"""

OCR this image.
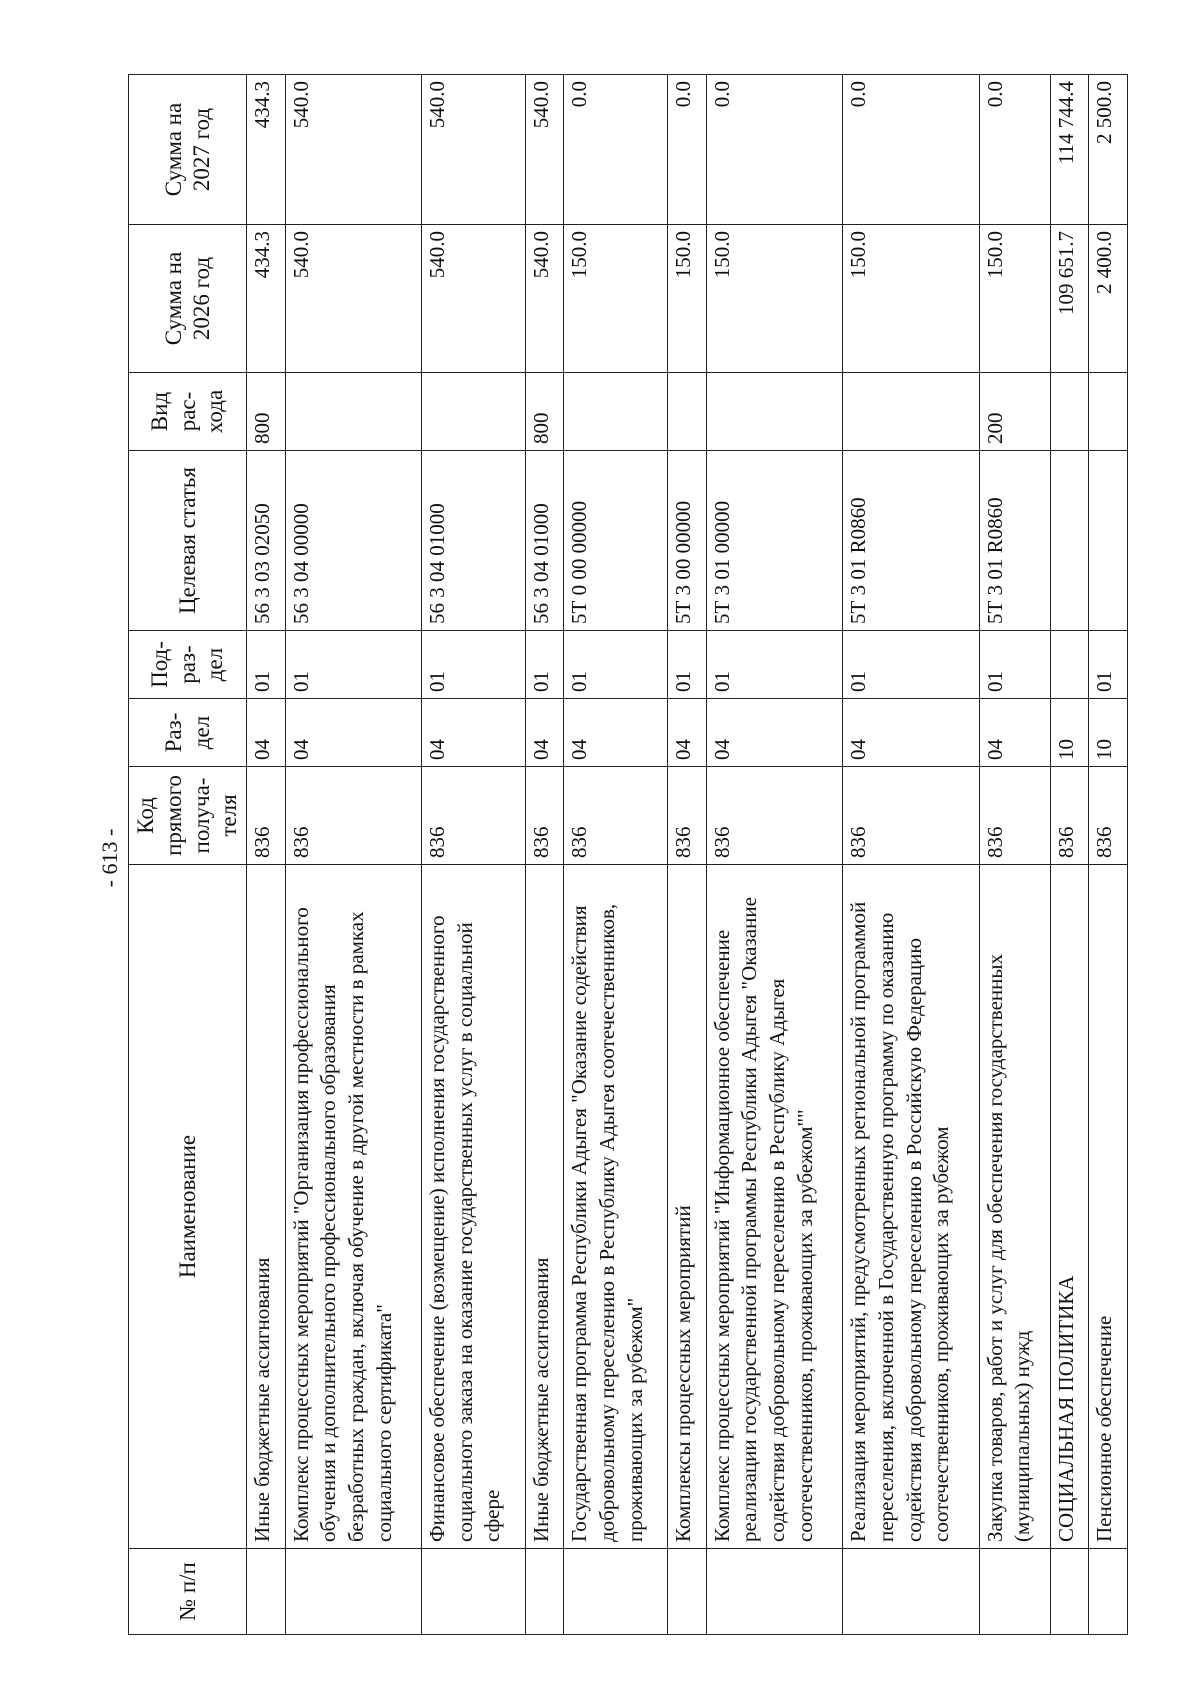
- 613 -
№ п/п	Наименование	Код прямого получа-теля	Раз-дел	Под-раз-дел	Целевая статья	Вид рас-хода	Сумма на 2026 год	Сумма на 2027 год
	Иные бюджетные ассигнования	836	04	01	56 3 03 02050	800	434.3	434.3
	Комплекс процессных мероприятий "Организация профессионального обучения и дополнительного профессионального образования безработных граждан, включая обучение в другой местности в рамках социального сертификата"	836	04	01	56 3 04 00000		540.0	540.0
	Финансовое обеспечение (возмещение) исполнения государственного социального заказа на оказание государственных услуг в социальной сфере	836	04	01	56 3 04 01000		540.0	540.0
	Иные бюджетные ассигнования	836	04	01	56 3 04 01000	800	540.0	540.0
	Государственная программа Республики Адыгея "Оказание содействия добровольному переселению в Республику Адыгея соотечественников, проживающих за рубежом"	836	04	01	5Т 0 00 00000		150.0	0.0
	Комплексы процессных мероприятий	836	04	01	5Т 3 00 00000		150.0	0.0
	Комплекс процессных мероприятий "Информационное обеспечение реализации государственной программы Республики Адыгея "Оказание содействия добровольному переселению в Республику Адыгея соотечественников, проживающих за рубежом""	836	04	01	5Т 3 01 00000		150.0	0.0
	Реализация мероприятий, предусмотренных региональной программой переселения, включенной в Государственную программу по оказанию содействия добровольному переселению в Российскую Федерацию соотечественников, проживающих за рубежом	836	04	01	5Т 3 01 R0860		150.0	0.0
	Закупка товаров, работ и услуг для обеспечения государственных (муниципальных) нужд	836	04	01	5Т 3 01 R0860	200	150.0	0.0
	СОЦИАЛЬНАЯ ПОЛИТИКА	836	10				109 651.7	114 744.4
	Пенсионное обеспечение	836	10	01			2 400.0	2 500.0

"""
"""

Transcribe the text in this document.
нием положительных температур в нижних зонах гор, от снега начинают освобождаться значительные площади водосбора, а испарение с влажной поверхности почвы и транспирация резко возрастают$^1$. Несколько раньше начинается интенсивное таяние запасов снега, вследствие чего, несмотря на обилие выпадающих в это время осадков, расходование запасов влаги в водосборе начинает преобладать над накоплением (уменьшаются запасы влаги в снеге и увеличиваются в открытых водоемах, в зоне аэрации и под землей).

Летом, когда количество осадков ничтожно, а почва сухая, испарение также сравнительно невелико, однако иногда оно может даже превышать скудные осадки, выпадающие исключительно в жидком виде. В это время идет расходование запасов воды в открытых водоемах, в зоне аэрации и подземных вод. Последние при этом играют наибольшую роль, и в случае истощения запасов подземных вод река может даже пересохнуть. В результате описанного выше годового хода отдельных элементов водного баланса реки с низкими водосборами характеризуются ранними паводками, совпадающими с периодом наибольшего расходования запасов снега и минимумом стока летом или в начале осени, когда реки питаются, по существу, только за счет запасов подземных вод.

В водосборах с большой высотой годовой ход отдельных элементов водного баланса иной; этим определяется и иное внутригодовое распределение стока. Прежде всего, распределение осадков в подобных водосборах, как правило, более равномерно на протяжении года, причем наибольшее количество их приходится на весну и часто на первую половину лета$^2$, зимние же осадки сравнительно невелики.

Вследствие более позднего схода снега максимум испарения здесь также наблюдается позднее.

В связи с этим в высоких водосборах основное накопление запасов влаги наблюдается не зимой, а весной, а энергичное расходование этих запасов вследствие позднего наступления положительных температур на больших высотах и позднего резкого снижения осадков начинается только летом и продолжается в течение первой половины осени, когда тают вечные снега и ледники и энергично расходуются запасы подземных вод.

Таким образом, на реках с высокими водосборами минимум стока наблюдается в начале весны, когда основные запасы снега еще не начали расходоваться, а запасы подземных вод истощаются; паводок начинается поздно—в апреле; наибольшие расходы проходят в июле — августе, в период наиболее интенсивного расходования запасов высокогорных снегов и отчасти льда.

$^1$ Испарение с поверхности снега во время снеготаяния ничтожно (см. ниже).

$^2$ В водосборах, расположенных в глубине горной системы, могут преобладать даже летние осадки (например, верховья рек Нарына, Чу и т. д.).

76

"""
"""

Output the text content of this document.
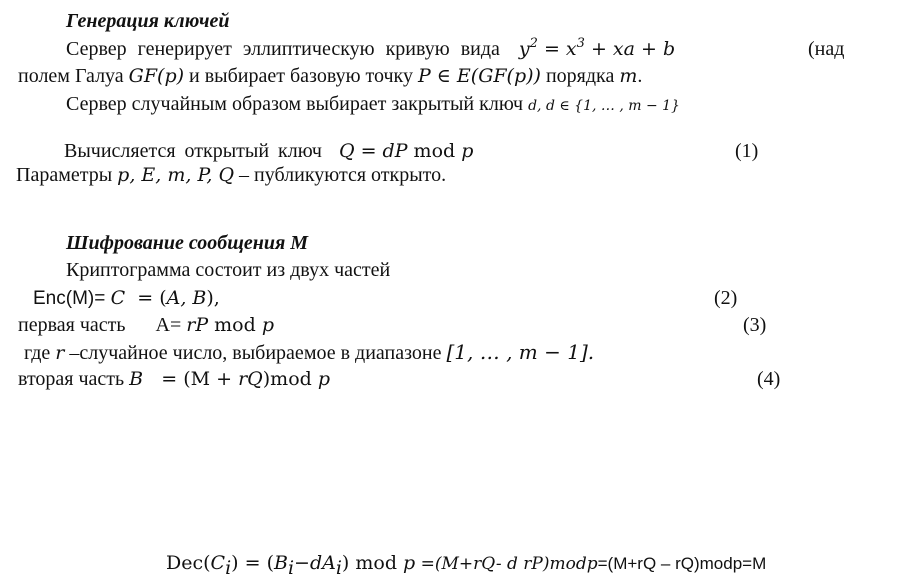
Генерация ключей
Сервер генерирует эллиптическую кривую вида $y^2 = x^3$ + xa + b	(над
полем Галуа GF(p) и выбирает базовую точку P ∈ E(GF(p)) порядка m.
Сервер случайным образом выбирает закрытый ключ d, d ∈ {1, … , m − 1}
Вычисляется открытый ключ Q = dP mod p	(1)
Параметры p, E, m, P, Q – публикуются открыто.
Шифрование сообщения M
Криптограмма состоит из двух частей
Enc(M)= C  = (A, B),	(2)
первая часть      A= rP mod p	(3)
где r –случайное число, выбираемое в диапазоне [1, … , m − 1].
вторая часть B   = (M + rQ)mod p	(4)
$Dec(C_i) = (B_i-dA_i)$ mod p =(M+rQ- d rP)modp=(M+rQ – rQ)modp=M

"""

Requirements - Copy every line of the records above that holds the word "расходования".

Correct result -
Летом, когда количество осадков ничтожно, а почва сухая, испарение также сравнительно невелико, однако иногда оно может даже превышать скудные осадки, выпадающие исключительно в жидком виде. В это время идет расходование запасов воды в открытых водоемах, в зоне аэрации и подземных вод. Последние при этом играют наибольшую роль, и в случае истощения запасов подземных вод река может даже пересохнуть. В результате описанного выше годового хода отдельных элементов водного баланса реки с низкими водосборами характеризуются ранними паводками, совпадающими с периодом наибольшего расходования запасов снега и минимумом стока летом или в начале осени, когда реки питаются, по существу, только за счет запасов подземных вод.
Таким образом, на реках с высокими водосборами минимум стока наблюдается в начале весны, когда основные запасы снега еще не начали расходоваться, а запасы подземных вод истощаются; паводок начинается поздно—в апреле; наибольшие расходы проходят в июле — августе, в период наиболее интенсивного расходования запасов высокогорных снегов и отчасти льда.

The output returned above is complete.